#### Goal of the exercise
Each entry below is to be duplicated verbatim.

#### Records supplied
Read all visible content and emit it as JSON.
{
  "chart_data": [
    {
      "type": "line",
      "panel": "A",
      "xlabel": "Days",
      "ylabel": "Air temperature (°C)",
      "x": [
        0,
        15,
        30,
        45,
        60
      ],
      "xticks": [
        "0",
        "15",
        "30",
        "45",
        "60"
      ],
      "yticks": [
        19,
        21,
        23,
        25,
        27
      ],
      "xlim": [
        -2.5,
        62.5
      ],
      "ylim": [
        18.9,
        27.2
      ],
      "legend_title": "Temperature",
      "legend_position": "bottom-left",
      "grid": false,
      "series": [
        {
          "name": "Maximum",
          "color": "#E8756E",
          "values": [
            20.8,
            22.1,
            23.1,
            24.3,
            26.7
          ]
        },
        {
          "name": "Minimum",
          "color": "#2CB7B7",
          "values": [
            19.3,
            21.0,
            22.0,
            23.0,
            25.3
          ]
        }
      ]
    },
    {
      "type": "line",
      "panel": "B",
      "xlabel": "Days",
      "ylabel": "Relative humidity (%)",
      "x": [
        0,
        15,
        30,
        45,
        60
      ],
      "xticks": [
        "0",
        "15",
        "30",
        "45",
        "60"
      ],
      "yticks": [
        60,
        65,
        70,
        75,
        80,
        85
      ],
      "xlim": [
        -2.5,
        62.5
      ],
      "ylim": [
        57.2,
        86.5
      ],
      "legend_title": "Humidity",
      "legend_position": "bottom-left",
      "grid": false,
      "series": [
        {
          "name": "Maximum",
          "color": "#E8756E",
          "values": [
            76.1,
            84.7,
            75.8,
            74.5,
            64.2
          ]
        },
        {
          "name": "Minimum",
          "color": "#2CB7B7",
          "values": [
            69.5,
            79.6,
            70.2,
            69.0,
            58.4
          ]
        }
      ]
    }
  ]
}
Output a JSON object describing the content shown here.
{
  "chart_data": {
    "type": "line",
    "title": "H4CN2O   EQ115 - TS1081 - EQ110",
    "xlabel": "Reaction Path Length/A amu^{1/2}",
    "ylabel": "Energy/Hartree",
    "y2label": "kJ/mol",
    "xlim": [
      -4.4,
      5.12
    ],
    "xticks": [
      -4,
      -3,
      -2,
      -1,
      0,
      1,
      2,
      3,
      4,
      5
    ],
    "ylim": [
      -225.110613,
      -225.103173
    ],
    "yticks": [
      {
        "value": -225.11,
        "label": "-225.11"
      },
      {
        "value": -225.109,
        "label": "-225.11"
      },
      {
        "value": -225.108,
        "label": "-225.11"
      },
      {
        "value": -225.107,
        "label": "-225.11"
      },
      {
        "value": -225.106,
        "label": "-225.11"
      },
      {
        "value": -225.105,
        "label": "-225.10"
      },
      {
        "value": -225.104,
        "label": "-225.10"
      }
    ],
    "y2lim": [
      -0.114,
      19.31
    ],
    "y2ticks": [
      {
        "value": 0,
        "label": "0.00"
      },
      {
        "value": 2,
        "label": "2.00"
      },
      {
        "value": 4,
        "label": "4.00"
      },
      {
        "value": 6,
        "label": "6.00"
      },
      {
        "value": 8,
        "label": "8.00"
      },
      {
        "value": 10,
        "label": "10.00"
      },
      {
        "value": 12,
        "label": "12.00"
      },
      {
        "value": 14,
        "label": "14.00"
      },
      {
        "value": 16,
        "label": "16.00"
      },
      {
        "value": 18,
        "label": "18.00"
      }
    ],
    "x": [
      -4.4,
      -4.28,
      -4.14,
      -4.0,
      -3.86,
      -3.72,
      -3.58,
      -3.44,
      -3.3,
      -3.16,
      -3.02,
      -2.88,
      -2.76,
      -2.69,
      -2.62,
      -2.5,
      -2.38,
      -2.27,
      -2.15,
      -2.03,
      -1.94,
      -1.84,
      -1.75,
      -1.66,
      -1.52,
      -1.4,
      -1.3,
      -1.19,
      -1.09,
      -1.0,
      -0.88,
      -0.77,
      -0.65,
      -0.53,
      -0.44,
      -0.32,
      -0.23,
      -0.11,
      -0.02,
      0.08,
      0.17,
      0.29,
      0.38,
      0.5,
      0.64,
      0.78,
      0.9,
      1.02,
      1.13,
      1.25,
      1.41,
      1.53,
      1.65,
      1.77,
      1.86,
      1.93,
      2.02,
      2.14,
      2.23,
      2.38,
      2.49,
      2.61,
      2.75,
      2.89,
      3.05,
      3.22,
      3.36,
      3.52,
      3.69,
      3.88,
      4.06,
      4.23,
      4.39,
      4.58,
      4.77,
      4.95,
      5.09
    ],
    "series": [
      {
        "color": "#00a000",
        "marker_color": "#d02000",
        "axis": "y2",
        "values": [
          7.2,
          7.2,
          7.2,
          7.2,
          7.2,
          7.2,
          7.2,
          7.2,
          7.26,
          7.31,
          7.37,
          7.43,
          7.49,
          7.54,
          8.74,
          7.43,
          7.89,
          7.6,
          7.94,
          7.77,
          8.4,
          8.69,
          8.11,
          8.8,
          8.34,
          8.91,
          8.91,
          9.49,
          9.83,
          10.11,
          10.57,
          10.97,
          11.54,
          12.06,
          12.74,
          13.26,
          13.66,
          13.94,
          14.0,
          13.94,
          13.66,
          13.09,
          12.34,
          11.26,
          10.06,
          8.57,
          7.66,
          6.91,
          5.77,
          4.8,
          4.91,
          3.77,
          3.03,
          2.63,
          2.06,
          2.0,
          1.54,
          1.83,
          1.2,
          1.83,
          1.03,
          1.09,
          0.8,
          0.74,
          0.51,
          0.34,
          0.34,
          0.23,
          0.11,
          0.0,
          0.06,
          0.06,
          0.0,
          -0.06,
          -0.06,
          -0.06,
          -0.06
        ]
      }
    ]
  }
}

#### Result of this task
Read all visible content and emit it as JSON.
{
  "chart_data": [
    {
      "type": "line",
      "panel": "A",
      "xlabel": "Days",
      "ylabel": "Air temperature (°C)",
      "x": [
        0,
        15,
        30,
        45,
        60
      ],
      "xticks": [
        "0",
        "15",
        "30",
        "45",
        "60"
      ],
      "yticks": [
        19,
        21,
        23,
        25,
        27
      ],
      "xlim": [
        -2.5,
        62.5
      ],
      "ylim": [
        18.9,
        27.2
      ],
      "legend_title": "Temperature",
      "legend_position": "bottom-left",
      "grid": false,
      "series": [
        {
          "name": "Maximum",
          "color": "#E8756E",
          "values": [
            20.8,
            22.1,
            23.1,
            24.3,
            26.7
          ]
        },
        {
          "name": "Minimum",
          "color": "#2CB7B7",
          "values": [
            19.3,
            21.0,
            22.0,
            23.0,
            25.3
          ]
        }
      ]
    },
    {
      "type": "line",
      "panel": "B",
      "xlabel": "Days",
      "ylabel": "Relative humidity (%)",
      "x": [
        0,
        15,
        30,
        45,
        60
      ],
      "xticks": [
        "0",
        "15",
        "30",
        "45",
        "60"
      ],
      "yticks": [
        60,
        65,
        70,
        75,
        80,
        85
      ],
      "xlim": [
        -2.5,
        62.5
      ],
      "ylim": [
        57.2,
        86.5
      ],
      "legend_title": "Humidity",
      "legend_position": "bottom-left",
      "grid": false,
      "series": [
        {
          "name": "Maximum",
          "color": "#E8756E",
          "values": [
            76.1,
            84.7,
            75.8,
            74.5,
            64.2
          ]
        },
        {
          "name": "Minimum",
          "color": "#2CB7B7",
          "values": [
            69.5,
            79.6,
            70.2,
            69.0,
            58.4
          ]
        }
      ]
    }
  ]
}
Output a JSON object describing the content shown here.
{
  "chart_data": {
    "type": "line",
    "title": "H4CN2O   EQ115 - TS1081 - EQ110",
    "xlabel": "Reaction Path Length/A amu^{1/2}",
    "ylabel": "Energy/Hartree",
    "y2label": "kJ/mol",
    "xlim": [
      -4.4,
      5.12
    ],
    "xticks": [
      -4,
      -3,
      -2,
      -1,
      0,
      1,
      2,
      3,
      4,
      5
    ],
    "ylim": [
      -225.110613,
      -225.103173
    ],
    "yticks": [
      {
        "value": -225.11,
        "label": "-225.11"
      },
      {
        "value": -225.109,
        "label": "-225.11"
      },
      {
        "value": -225.108,
        "label": "-225.11"
      },
      {
        "value": -225.107,
        "label": "-225.11"
      },
      {
        "value": -225.106,
        "label": "-225.11"
      },
      {
        "value": -225.105,
        "label": "-225.10"
      },
      {
        "value": -225.104,
        "label": "-225.10"
      }
    ],
    "y2lim": [
      -0.114,
      19.31
    ],
    "y2ticks": [
      {
        "value": 0,
        "label": "0.00"
      },
      {
        "value": 2,
        "label": "2.00"
      },
      {
        "value": 4,
        "label": "4.00"
      },
      {
        "value": 6,
        "label": "6.00"
      },
      {
        "value": 8,
        "label": "8.00"
      },
      {
        "value": 10,
        "label": "10.00"
      },
      {
        "value": 12,
        "label": "12.00"
      },
      {
        "value": 14,
        "label": "14.00"
      },
      {
        "value": 16,
        "label": "16.00"
      },
      {
        "value": 18,
        "label": "18.00"
      }
    ],
    "x": [
      -4.4,
      -4.28,
      -4.14,
      -4.0,
      -3.86,
      -3.72,
      -3.58,
      -3.44,
      -3.3,
      -3.16,
      -3.02,
      -2.88,
      -2.76,
      -2.69,
      -2.62,
      -2.5,
      -2.38,
      -2.27,
      -2.15,
      -2.03,
      -1.94,
      -1.84,
      -1.75,
      -1.66,
      -1.52,
      -1.4,
      -1.3,
      -1.19,
      -1.09,
      -1.0,
      -0.88,
      -0.77,
      -0.65,
      -0.53,
      -0.44,
      -0.32,
      -0.23,
      -0.11,
      -0.02,
      0.08,
      0.17,
      0.29,
      0.38,
      0.5,
      0.64,
      0.78,
      0.9,
      1.02,
      1.13,
      1.25,
      1.41,
      1.53,
      1.65,
      1.77,
      1.86,
      1.93,
      2.02,
      2.14,
      2.23,
      2.38,
      2.49,
      2.61,
      2.75,
      2.89,
      3.05,
      3.22,
      3.36,
      3.52,
      3.69,
      3.88,
      4.06,
      4.23,
      4.39,
      4.58,
      4.77,
      4.95,
      5.09
    ],
    "series": [
      {
        "color": "#00a000",
        "marker_color": "#d02000",
        "axis": "y2",
        "values": [
          7.2,
          7.2,
          7.2,
          7.2,
          7.2,
          7.2,
          7.2,
          7.2,
          7.26,
          7.31,
          7.37,
          7.43,
          7.49,
          7.54,
          8.74,
          7.43,
          7.89,
          7.6,
          7.94,
          7.77,
          8.4,
          8.69,
          8.11,
          8.8,
          8.34,
          8.91,
          8.91,
          9.49,
          9.83,
          10.11,
          10.57,
          10.97,
          11.54,
          12.06,
          12.74,
          13.26,
          13.66,
          13.94,
          14.0,
          13.94,
          13.66,
          13.09,
          12.34,
          11.26,
          10.06,
          8.57,
          7.66,
          6.91,
          5.77,
          4.8,
          4.91,
          3.77,
          3.03,
          2.63,
          2.06,
          2.0,
          1.54,
          1.83,
          1.2,
          1.83,
          1.03,
          1.09,
          0.8,
          0.74,
          0.51,
          0.34,
          0.34,
          0.23,
          0.11,
          0.0,
          0.06,
          0.06,
          0.0,
          -0.06,
          -0.06,
          -0.06,
          -0.06
        ]
      }
    ]
  }
}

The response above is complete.